Below is some material; transcribe all of it exactly.

PROVIDED DATA -
• • • • •

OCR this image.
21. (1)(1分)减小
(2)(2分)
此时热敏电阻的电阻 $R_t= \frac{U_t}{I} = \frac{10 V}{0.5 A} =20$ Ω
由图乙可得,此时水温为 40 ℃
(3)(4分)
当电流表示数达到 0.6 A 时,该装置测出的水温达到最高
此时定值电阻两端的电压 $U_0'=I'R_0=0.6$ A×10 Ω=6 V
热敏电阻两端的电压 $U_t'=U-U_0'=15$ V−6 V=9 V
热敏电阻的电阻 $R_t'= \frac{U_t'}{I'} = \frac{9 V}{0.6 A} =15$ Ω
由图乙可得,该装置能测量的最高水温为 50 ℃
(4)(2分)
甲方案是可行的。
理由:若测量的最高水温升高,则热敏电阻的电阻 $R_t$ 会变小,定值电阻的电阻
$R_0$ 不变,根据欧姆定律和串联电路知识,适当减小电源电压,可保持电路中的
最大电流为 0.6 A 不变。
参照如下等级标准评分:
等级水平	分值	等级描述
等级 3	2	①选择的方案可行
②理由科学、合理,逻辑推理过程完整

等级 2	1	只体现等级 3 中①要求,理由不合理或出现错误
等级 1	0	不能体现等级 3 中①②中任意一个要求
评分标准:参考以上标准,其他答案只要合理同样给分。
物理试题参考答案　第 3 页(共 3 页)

• • • • •

SOLUTION FOR THIS EXERCISE -
OCR this image.
21. (1)(1分)减小
(2)(2分)
此时热敏电阻的电阻 $R_t= \frac{U_t}{I} = \frac{10 V}{0.5 A} =20$ Ω
由图乙可得,此时水温为 40 ℃
(3)(4分)
当电流表示数达到 0.6 A 时,该装置测出的水温达到最高
此时定值电阻两端的电压 $U_0'=I'R_0=0.6$ A×10 Ω=6 V
热敏电阻两端的电压 $U_t'=U-U_0'=15$ V−6 V=9 V
热敏电阻的电阻 $R_t'= \frac{U_t'}{I'} = \frac{9 V}{0.6 A} =15$ Ω
由图乙可得,该装置能测量的最高水温为 50 ℃
(4)(2分)
甲方案是可行的。
理由:若测量的最高水温升高,则热敏电阻的电阻 $R_t$ 会变小,定值电阻的电阻
$R_0$ 不变,根据欧姆定律和串联电路知识,适当减小电源电压,可保持电路中的
最大电流为 0.6 A 不变。
参照如下等级标准评分:
等级水平	分值	等级描述
等级 3	2	①选择的方案可行
②理由科学、合理,逻辑推理过程完整

等级 2	1	只体现等级 3 中①要求,理由不合理或出现错误
等级 1	0	不能体现等级 3 中①②中任意一个要求
评分标准:参考以上标准,其他答案只要合理同样给分。
物理试题参考答案　第 3 页(共 3 页)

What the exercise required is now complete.